EXCERPT TO READ Block Start
Read mode is where the 'living wiki' and 'second brain' use cases become practical. Decision logs, stakeholder briefs, meeting prep, reconstructing project history — the work that used to require an hour of scrolling and three Slack pings now runs in a single prompt. And because the CLI composes with whatever other connectors your agent has, the inbox stops being a dead end and becomes a research surface your agent can work across.
Kate from the marketing team uses Spark CLI to prepare for upcoming meetings. She uses Cursor to check past meeting notes and conversations to create crisp agendas that drive projects forward. Meetings, summaries, and related materials are kept in a private repo so that she can keep a running log of all projects and quickly turn discussions into action plans and collateral.
Triage access: agents that act
Triage, included in Spark Pro, extends what Read can do by adding the ability to act on what the agent surfaces. Your agent can:
- Prepare messages: Your agent can draft, reply, forward, and edit messages with full formatting.
- Organize your inbox: It can archive, label, pin, snooze, and move threads.
- Delegate responsibility: It can assign and reassign items in shared inboxes.
- Run bulk operations: It can do everything above, across multiple emails and accounts.
Triage is where the agent stops observing and starts doing the work. A morning prompt like "archive every notification older than a week, draft replies to the three customers who've been waiting longest, and assign the two support threads to Maria" runs in one pass. The time each day that used to go toward sifting and sorting goes back to you.
EXCERPT TO READ Block End
RECORD EXTRACTS Block Start
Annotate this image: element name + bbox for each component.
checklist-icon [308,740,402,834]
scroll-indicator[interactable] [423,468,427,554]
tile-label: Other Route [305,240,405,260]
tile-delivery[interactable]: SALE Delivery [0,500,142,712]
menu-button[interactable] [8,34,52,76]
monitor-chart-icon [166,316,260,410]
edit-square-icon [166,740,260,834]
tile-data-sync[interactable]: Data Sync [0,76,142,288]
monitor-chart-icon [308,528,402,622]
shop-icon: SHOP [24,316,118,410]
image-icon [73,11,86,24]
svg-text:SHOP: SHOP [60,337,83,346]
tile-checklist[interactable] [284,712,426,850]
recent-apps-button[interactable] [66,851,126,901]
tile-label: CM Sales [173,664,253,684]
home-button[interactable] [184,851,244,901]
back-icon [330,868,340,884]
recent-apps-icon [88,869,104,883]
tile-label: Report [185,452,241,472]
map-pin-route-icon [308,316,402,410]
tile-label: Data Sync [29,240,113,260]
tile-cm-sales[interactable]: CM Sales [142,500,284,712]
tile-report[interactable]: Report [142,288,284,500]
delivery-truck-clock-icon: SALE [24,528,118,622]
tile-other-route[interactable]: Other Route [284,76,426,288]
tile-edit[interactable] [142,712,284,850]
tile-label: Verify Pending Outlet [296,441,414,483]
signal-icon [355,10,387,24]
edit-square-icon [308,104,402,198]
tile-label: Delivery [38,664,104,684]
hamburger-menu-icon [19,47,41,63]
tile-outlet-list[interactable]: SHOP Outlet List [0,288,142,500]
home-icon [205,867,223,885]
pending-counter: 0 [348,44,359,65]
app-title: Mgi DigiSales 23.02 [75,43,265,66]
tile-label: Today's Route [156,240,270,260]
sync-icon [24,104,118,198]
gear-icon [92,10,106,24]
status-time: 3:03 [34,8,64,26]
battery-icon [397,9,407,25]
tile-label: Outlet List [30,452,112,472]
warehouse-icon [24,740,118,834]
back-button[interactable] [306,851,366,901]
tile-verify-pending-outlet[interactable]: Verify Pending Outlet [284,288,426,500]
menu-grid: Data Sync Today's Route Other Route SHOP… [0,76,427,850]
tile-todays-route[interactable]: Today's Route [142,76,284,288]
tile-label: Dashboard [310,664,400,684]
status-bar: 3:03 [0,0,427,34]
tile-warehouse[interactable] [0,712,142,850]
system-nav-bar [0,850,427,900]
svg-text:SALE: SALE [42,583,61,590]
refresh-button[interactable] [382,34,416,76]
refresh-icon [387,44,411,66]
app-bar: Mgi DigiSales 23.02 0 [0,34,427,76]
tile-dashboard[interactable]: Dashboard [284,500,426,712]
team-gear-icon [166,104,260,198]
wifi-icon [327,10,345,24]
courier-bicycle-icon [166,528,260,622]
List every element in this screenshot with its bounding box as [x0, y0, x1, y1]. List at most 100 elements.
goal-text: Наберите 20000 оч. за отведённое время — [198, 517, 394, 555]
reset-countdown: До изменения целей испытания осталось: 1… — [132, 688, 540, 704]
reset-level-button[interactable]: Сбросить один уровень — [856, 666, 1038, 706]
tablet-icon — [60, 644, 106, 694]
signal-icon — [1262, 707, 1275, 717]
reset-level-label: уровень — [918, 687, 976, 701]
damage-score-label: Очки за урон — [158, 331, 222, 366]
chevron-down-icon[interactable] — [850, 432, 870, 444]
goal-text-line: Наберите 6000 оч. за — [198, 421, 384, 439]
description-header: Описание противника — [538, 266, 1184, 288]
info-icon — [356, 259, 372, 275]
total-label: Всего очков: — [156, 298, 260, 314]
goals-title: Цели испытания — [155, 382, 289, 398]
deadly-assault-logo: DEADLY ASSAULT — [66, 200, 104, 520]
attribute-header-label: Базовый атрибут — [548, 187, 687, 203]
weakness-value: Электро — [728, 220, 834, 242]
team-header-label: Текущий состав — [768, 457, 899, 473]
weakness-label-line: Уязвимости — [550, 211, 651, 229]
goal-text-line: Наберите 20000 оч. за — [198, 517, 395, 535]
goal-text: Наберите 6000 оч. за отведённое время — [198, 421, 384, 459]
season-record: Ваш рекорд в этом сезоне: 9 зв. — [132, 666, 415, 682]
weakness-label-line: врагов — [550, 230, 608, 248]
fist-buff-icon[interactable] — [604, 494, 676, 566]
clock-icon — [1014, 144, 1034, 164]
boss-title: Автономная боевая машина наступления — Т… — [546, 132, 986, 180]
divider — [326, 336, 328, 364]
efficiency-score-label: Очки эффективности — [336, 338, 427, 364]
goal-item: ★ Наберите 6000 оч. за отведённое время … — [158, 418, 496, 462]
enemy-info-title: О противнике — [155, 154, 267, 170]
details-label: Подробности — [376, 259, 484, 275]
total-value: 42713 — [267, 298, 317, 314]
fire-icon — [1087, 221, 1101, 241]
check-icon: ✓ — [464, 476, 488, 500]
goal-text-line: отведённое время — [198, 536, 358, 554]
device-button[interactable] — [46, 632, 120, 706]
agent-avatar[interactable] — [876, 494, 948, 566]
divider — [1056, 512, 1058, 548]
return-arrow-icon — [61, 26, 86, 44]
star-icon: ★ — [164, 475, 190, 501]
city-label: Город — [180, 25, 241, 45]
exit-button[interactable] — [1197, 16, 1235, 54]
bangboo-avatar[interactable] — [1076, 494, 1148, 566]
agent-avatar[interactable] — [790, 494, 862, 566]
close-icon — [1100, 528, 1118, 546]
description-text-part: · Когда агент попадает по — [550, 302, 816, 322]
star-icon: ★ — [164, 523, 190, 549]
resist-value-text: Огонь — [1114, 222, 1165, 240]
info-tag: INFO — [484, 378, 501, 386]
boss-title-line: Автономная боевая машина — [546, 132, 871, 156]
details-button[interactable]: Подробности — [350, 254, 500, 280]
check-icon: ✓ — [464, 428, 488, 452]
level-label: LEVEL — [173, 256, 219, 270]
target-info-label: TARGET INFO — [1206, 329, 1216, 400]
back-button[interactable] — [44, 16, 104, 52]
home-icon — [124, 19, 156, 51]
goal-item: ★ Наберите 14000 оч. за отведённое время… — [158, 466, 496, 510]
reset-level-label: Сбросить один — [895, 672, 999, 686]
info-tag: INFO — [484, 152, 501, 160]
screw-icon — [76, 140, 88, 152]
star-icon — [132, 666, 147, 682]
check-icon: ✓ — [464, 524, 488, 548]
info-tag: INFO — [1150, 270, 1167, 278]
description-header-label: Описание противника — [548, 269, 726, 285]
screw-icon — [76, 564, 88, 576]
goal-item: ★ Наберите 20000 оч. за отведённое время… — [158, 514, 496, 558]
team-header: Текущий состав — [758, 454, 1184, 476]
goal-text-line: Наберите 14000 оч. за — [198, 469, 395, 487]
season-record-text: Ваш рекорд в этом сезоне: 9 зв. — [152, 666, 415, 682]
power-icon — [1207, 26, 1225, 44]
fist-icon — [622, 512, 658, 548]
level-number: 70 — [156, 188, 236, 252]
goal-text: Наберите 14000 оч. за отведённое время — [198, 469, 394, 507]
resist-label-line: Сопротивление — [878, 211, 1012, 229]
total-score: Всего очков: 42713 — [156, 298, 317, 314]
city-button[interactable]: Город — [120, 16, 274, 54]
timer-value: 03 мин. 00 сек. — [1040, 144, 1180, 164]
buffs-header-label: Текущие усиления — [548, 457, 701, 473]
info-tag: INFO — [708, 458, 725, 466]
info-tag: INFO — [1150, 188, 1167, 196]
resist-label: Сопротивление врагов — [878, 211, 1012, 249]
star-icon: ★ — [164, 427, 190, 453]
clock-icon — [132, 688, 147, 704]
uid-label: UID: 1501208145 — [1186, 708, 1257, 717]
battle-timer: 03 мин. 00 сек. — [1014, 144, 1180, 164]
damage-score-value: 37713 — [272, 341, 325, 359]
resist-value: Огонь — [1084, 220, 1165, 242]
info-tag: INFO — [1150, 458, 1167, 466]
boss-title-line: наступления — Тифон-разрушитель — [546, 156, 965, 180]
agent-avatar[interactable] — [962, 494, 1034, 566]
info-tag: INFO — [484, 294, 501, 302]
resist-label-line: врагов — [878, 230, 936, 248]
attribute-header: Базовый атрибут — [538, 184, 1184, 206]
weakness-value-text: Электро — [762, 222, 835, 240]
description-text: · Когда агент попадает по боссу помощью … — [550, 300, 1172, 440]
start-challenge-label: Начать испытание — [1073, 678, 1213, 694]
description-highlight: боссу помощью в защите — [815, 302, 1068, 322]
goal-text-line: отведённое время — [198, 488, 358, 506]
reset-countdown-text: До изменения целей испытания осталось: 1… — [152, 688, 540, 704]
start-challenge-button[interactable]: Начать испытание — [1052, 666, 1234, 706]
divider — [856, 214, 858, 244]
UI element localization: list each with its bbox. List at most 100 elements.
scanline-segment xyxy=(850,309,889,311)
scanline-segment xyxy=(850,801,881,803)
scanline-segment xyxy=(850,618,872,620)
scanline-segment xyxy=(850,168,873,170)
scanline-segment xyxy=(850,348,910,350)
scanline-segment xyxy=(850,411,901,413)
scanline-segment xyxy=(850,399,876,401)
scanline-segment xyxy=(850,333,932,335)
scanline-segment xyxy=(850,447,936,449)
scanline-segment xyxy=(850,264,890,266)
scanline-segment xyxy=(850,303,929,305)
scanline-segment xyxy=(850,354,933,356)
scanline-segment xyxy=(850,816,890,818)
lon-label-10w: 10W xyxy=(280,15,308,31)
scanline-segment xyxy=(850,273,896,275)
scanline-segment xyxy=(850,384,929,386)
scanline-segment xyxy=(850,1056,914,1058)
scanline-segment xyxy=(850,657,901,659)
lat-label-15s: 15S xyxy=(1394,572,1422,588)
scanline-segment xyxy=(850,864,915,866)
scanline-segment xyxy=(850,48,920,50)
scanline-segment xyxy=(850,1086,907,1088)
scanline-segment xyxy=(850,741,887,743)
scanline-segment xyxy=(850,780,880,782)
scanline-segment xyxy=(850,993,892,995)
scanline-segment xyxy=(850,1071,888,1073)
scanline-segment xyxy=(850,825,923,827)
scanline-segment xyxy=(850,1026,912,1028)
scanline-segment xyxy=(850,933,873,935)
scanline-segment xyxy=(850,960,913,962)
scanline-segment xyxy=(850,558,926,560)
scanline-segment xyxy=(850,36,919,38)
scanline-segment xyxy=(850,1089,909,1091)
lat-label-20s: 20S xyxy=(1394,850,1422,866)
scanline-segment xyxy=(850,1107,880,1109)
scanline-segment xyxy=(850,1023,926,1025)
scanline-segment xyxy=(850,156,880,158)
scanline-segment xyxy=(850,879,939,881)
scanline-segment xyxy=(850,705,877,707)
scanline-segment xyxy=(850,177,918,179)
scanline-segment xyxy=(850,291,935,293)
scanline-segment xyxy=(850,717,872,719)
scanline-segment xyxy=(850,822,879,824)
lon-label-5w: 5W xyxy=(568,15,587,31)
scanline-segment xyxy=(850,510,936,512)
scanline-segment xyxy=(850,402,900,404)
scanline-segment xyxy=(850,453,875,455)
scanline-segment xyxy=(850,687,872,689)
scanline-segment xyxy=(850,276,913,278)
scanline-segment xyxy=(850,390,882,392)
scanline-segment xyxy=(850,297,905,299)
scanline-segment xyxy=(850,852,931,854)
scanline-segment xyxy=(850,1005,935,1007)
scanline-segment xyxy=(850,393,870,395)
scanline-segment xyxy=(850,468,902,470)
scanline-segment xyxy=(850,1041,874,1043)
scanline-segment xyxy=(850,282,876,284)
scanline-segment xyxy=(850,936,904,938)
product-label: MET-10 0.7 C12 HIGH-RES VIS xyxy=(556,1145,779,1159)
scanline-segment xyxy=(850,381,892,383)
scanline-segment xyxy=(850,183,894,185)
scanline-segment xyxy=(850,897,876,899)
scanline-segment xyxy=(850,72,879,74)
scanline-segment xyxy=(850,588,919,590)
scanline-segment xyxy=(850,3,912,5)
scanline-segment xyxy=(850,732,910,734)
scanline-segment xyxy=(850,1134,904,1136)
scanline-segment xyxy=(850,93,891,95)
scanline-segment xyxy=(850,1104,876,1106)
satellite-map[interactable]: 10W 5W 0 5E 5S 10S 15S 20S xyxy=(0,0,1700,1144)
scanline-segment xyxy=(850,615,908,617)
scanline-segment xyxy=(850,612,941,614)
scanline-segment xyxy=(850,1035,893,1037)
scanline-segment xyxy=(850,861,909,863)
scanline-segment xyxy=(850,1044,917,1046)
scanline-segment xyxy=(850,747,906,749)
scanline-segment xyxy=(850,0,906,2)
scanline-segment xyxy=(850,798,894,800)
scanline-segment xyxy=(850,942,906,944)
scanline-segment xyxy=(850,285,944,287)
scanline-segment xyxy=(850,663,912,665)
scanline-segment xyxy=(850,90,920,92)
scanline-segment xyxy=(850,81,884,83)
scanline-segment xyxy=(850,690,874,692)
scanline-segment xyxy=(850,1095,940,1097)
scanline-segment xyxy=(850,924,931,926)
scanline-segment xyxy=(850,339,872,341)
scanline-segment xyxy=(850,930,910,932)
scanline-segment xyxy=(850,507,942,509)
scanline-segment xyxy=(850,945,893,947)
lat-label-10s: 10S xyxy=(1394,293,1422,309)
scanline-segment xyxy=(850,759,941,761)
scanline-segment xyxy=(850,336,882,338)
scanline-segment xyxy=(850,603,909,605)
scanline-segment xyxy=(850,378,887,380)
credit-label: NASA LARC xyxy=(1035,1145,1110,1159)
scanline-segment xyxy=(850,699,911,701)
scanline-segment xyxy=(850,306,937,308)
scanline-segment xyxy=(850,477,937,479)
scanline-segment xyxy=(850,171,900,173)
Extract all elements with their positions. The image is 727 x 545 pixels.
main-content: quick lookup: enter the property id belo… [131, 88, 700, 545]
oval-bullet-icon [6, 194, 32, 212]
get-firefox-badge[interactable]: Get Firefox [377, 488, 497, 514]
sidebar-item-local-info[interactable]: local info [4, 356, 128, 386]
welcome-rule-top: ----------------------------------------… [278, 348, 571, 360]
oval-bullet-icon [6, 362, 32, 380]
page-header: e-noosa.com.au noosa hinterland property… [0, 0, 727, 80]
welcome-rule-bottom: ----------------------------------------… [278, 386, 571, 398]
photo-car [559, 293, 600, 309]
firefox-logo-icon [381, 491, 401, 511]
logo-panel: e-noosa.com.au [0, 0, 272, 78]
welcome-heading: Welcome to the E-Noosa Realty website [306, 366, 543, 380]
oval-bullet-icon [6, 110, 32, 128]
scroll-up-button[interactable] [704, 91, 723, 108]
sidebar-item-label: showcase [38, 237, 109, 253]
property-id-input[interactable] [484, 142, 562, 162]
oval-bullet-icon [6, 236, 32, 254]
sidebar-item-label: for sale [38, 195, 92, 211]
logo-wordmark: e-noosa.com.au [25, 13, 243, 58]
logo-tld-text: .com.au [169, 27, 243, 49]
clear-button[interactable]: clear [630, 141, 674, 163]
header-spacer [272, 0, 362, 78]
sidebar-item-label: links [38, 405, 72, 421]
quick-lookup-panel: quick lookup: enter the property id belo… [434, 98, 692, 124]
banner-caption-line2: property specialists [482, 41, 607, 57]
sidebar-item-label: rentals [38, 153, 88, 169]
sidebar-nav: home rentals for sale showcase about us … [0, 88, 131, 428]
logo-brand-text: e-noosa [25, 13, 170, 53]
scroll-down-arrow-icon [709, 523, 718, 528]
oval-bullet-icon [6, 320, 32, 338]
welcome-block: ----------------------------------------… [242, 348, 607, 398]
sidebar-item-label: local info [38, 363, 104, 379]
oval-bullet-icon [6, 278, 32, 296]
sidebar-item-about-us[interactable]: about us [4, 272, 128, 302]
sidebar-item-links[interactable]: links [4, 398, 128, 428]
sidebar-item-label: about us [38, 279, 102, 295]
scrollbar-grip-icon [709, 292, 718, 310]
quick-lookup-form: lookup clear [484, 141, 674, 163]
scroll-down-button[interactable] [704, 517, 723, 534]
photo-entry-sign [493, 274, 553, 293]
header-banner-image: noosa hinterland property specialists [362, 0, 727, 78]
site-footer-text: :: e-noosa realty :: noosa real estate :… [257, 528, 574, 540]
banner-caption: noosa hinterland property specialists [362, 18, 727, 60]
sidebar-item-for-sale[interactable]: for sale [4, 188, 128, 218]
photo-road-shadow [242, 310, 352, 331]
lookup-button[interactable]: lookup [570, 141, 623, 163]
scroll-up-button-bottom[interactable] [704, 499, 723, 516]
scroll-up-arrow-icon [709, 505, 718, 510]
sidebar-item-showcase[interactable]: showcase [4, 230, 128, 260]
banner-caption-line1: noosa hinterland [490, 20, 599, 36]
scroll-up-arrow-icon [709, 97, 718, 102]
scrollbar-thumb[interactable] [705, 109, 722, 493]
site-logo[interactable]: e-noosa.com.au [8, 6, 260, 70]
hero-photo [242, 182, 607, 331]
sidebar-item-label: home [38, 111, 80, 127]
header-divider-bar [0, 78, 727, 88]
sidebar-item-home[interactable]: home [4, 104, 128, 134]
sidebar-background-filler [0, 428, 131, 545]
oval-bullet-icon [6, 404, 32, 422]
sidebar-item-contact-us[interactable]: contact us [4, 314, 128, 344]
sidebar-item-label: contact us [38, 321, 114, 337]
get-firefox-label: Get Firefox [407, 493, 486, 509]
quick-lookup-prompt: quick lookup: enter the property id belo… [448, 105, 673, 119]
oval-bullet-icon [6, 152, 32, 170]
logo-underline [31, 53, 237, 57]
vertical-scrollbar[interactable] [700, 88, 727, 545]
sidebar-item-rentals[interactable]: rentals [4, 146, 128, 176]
RECORD EXTRACTS Block End
# PROBLEMS TO WORK ON
A) Answer these questions from the excerpt on Spark's Read and Triage access:
(i) Which plan includes Triage?
(ii) Which tool does Kate use to check past meeting notes and conversations?
(iii) In the sample morning prompt, who receives the two support threads?
B) Proceed with the excerpt on Spark's Read and Triage access, picking up after its final sentence.
These records were drawn from a separate source.

# ANSWERS TO THE TASKS
A)
(i) Spark Pro
(ii) Cursor
(iii) Maria

B)
Sergey at ZAS Ventures runs the fund's deal flow through Spark CLI's Triage. After every founder call he tells Cursor to draft a CRM-ready recap, archive the closed thread, assign open action items to the right partner, and queue a reply to the founder with the agreed next step. A forty-minute call closes out in the time it takes to drink a coffee.
Browse a curated library of skills
Spark CLI ships with a library of ready-to-use skills — templates that your agent can run to help surface, summarize, or act on what's happening in your inbox. Use them as-is, modify them to fit your needs, or create new ones that compose into multi-tool workflows.
Read-only skills
- Morning standup: Generate a daily briefing with the day's events, unread emails from people and priority senders, and open team assignments.
- Meeting prep: Go into your next meeting fully prepared. Use past emails and meeting notes to draft an agenda with open topics worth raising.
- Stakeholder brief: Create a dossier on colleagues or clients by reviewing previous meetings and exchanges to generate a detailed overview.
- Decision tracker: Reconstruct the decision history for a topic by cross-referencing meeting transcripts and past email threads.
Triage skills
- Executive assistant: Turn Spark CLI into your personal assistant. Spotlight the day’s events and important messages that need attention, then help draft follow-ups and schedule meetings.
- Notification hygiene: Reclassify noisy senders, group repetitive notifications, and bulk-archive cleared alerts.
- Priority tuning: Audit and rebalance Priority Senders in Spark so only the most important conversations appear at the top of your inbox.
- Founder: Go Founder Mode on your inbox — triage, delegate, and oversee team activity, and hone in on the emails and invites that absolutely can't wait.
You can browse the full list of skills on GitHub and follow the repo for new updates.
Get started with Spark CLI
Spark CLI requires Spark Desktop running locally on your Mac. Update to the latest version, navigate to Settings→AI Agents to follow the setup instructions.
If you’re already using agents to work with your docs and communication tools, Spark CLI completes the missing layer. Your inbox is the knowledge base you've spent years compiling without trying. Your agent should finally be able to read it.